• Listed entries
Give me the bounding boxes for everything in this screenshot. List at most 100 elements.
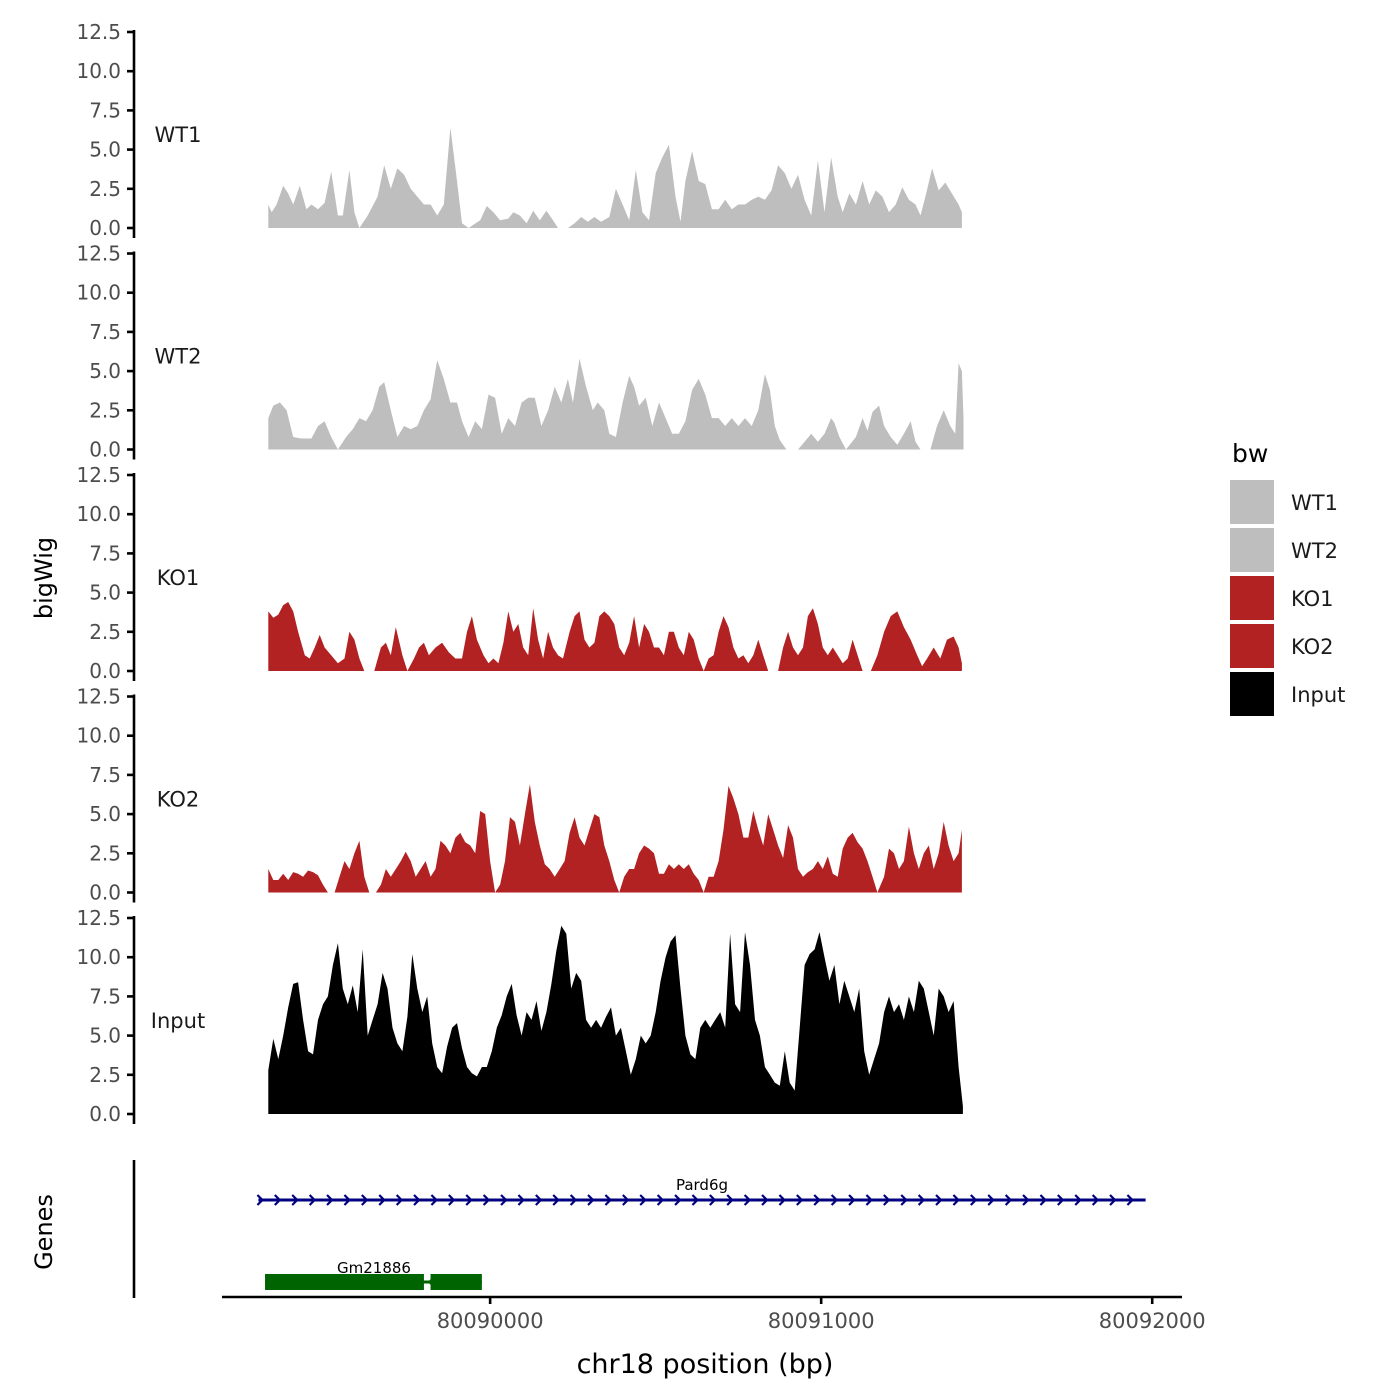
strand-chevron [830,1194,839,1206]
strand-chevron [517,1194,525,1206]
x-tick-label: 80092000 [1099,1309,1206,1333]
strand-chevron [343,1194,351,1206]
strand-chevron [308,1194,317,1206]
coverage-area-ko2 [268,784,962,893]
y-tick-label: 12.5 [76,20,121,44]
strand-chevron [326,1194,334,1206]
strand-chevron [900,1194,908,1206]
legend-entry-wt2: WT2 [1230,528,1338,572]
legend-label-wt2: WT2 [1291,539,1338,563]
y-tick-label: 0.0 [89,1102,121,1126]
legend-key-ko2 [1230,624,1274,668]
track-panel-wt1: 0.0 2.5 5.0 7.5 10.0 12.5 WT1 [76,20,962,240]
legend-key-ko1 [1230,576,1274,620]
y-tick-label: 2.5 [89,620,121,644]
strand-chevron [1091,1194,1100,1206]
strand-chevron [917,1194,926,1206]
strand-chevron [569,1194,578,1206]
legend-label-ko1: KO1 [1291,587,1334,611]
y-tick-label: 5.0 [89,581,121,605]
strand-chevron [1126,1194,1134,1206]
strand-chevron [1022,1194,1030,1206]
x-axis: 80090000 80091000 80092000 [222,1295,1206,1333]
gene-exon [265,1274,424,1290]
legend-entry-ko1: KO1 [1230,576,1334,620]
gene-label-gm21886: Gm21886 [337,1259,411,1277]
track-panel-ko2: 0.0 2.5 5.0 7.5 10.0 12.5 KO2 [76,685,962,905]
legend-label-input: Input [1291,683,1345,707]
y-tick-label: 10.0 [76,724,121,748]
strand-chevron [674,1194,682,1206]
strand-chevron [378,1194,386,1206]
strand-chevron [639,1194,647,1206]
strand-chevron [274,1194,282,1206]
strand-chevron [1074,1194,1082,1206]
y-tick-label: 0.0 [89,659,121,683]
strand-chevron [552,1194,560,1206]
tracks-layer: 0.0 2.5 5.0 7.5 10.0 12.5 WT1 0.0 2.5 5.0 7.5 10.0 1… [76,20,964,1126]
x-tick-label: 80090000 [437,1309,544,1333]
track-panel-wt2: 0.0 2.5 5.0 7.5 10.0 12.5 WT2 [76,242,964,462]
strand-chevron [427,1276,435,1288]
track-panel-input: 0.0 2.5 5.0 7.5 10.0 12.5 Input [76,906,963,1126]
gene-label-pard6g: Pard6g [676,1176,728,1194]
strand-chevron [395,1194,404,1206]
strand-chevron [656,1194,665,1206]
legend-title: bw [1232,439,1268,468]
strand-chevron [865,1194,873,1206]
legend-entries: WT1 WT2 KO1 KO2 Input [1230,480,1345,716]
y-axis-title: bigWig [30,537,58,619]
y-tick-label: 2.5 [89,841,121,865]
legend-entry-input: Input [1230,672,1345,716]
gene-pard6g: Pard6g [256,1176,1146,1206]
y-tick-label: 5.0 [89,1024,121,1048]
strand-chevron [535,1194,543,1206]
y-tick-label: 0.0 [89,881,121,905]
strand-chevron [883,1194,891,1206]
strand-chevron [256,1194,264,1206]
y-tick-label: 12.5 [76,463,121,487]
y-tick-label: 7.5 [89,984,121,1008]
track-label-wt2: WT2 [155,345,202,369]
strand-chevron [413,1194,421,1206]
y-tick-label: 10.0 [76,59,121,83]
strand-chevron [813,1194,821,1206]
y-tick-label: 2.5 [89,1063,121,1087]
strand-chevron [1004,1194,1013,1206]
y-tick-label: 7.5 [89,98,121,122]
y-tick-label: 5.0 [89,138,121,162]
legend: bw WT1 WT2 KO1 KO2 Input [1230,439,1345,716]
strand-chevron [500,1194,508,1206]
strand-chevron [743,1194,752,1206]
legend-label-wt1: WT1 [1291,491,1338,515]
track-label-input: Input [151,1009,205,1033]
strand-chevron [361,1194,369,1206]
strand-chevron [709,1194,717,1206]
y-tick-label: 12.5 [76,685,121,709]
y-tick-label: 5.0 [89,802,121,826]
y-tick-label: 10.0 [76,281,121,305]
track-label-wt1: WT1 [155,123,202,147]
track-label-ko1: KO1 [157,566,200,590]
legend-label-ko2: KO2 [1291,635,1334,659]
coverage-area-wt2 [268,358,964,450]
strand-chevrons [256,1194,1134,1206]
y-tick-label: 12.5 [76,906,121,930]
strand-chevron [691,1194,699,1206]
strand-chevron [848,1194,856,1206]
x-tick-label: 80091000 [768,1309,875,1333]
y-tick-label: 0.0 [89,216,121,240]
strand-chevron [970,1194,978,1206]
strand-chevron [987,1194,995,1206]
strand-chevron [778,1194,786,1206]
strand-chevron [1039,1194,1047,1206]
y-tick-label: 12.5 [76,242,121,266]
strand-chevron [291,1194,299,1206]
strand-chevron [587,1194,595,1206]
genes-axis-title: Genes [30,1194,58,1270]
y-tick-label: 5.0 [89,359,121,383]
strand-chevron [622,1194,630,1206]
legend-entry-ko2: KO2 [1230,624,1334,668]
legend-entry-wt1: WT1 [1230,480,1338,524]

• Problem requirements
No picture belongs in the answer; the rest of the records must be repeated exactly.

• Answer to this exercise
Give me the bounding boxes for everything in this screenshot. List at most 100 elements.
strand-chevron [830,1194,839,1206]
strand-chevron [517,1194,525,1206]
x-tick-label: 80092000 [1099,1309,1206,1333]
strand-chevron [343,1194,351,1206]
strand-chevron [308,1194,317,1206]
coverage-area-ko2 [268,784,962,893]
y-tick-label: 12.5 [76,20,121,44]
strand-chevron [326,1194,334,1206]
strand-chevron [900,1194,908,1206]
legend-entry-wt2: WT2 [1230,528,1338,572]
legend-label-wt2: WT2 [1291,539,1338,563]
y-tick-label: 0.0 [89,1102,121,1126]
legend-key-ko2 [1230,624,1274,668]
track-panel-wt1: 0.0 2.5 5.0 7.5 10.0 12.5 WT1 [76,20,962,240]
legend-key-ko1 [1230,576,1274,620]
y-tick-label: 2.5 [89,620,121,644]
strand-chevron [1091,1194,1100,1206]
strand-chevron [917,1194,926,1206]
strand-chevron [569,1194,578,1206]
legend-label-ko1: KO1 [1291,587,1334,611]
y-tick-label: 5.0 [89,581,121,605]
strand-chevron [1126,1194,1134,1206]
strand-chevron [1022,1194,1030,1206]
x-axis: 80090000 80091000 80092000 [222,1295,1206,1333]
gene-exon [265,1274,424,1290]
legend-entry-ko1: KO1 [1230,576,1334,620]
gene-label-gm21886: Gm21886 [337,1259,411,1277]
track-panel-ko2: 0.0 2.5 5.0 7.5 10.0 12.5 KO2 [76,685,962,905]
legend-label-input: Input [1291,683,1345,707]
y-tick-label: 10.0 [76,724,121,748]
strand-chevron [674,1194,682,1206]
strand-chevron [378,1194,386,1206]
strand-chevron [639,1194,647,1206]
strand-chevron [274,1194,282,1206]
strand-chevron [1074,1194,1082,1206]
y-tick-label: 0.0 [89,659,121,683]
strand-chevron [552,1194,560,1206]
tracks-layer: 0.0 2.5 5.0 7.5 10.0 12.5 WT1 0.0 2.5 5.0 7.5 10.0 1… [76,20,964,1126]
x-tick-label: 80090000 [437,1309,544,1333]
track-panel-wt2: 0.0 2.5 5.0 7.5 10.0 12.5 WT2 [76,242,964,462]
strand-chevron [427,1276,435,1288]
track-panel-input: 0.0 2.5 5.0 7.5 10.0 12.5 Input [76,906,963,1126]
gene-label-pard6g: Pard6g [676,1176,728,1194]
strand-chevron [395,1194,404,1206]
strand-chevron [656,1194,665,1206]
legend-title: bw [1232,439,1268,468]
strand-chevron [865,1194,873,1206]
legend-entries: WT1 WT2 KO1 KO2 Input [1230,480,1345,716]
y-axis-title: bigWig [30,537,58,619]
y-tick-label: 2.5 [89,841,121,865]
legend-entry-input: Input [1230,672,1345,716]
gene-pard6g: Pard6g [256,1176,1146,1206]
y-tick-label: 5.0 [89,1024,121,1048]
strand-chevron [535,1194,543,1206]
y-tick-label: 0.0 [89,881,121,905]
strand-chevron [883,1194,891,1206]
strand-chevron [256,1194,264,1206]
y-tick-label: 12.5 [76,463,121,487]
y-tick-label: 7.5 [89,984,121,1008]
track-label-wt2: WT2 [155,345,202,369]
strand-chevron [413,1194,421,1206]
y-tick-label: 10.0 [76,59,121,83]
strand-chevron [813,1194,821,1206]
y-tick-label: 2.5 [89,1063,121,1087]
strand-chevron [1004,1194,1013,1206]
y-tick-label: 7.5 [89,98,121,122]
y-tick-label: 5.0 [89,138,121,162]
legend: bw WT1 WT2 KO1 KO2 Input [1230,439,1345,716]
strand-chevron [500,1194,508,1206]
strand-chevron [743,1194,752,1206]
legend-label-wt1: WT1 [1291,491,1338,515]
track-label-input: Input [151,1009,205,1033]
strand-chevron [361,1194,369,1206]
strand-chevron [709,1194,717,1206]
y-tick-label: 12.5 [76,685,121,709]
y-tick-label: 5.0 [89,802,121,826]
y-tick-label: 10.0 [76,281,121,305]
track-label-wt1: WT1 [155,123,202,147]
track-label-ko1: KO1 [157,566,200,590]
legend-label-ko2: KO2 [1291,635,1334,659]
coverage-area-wt2 [268,358,964,450]
strand-chevrons [256,1194,1134,1206]
y-tick-label: 12.5 [76,906,121,930]
strand-chevron [691,1194,699,1206]
strand-chevron [848,1194,856,1206]
x-tick-label: 80091000 [768,1309,875,1333]
y-tick-label: 0.0 [89,216,121,240]
strand-chevron [970,1194,978,1206]
strand-chevron [987,1194,995,1206]
strand-chevron [778,1194,786,1206]
strand-chevron [1039,1194,1047,1206]
y-tick-label: 12.5 [76,242,121,266]
strand-chevron [291,1194,299,1206]
strand-chevron [587,1194,595,1206]
genes-axis-title: Genes [30,1194,58,1270]
y-tick-label: 5.0 [89,359,121,383]
strand-chevron [622,1194,630,1206]
legend-entry-ko2: KO2 [1230,624,1334,668]
legend-entry-wt1: WT1 [1230,480,1338,524]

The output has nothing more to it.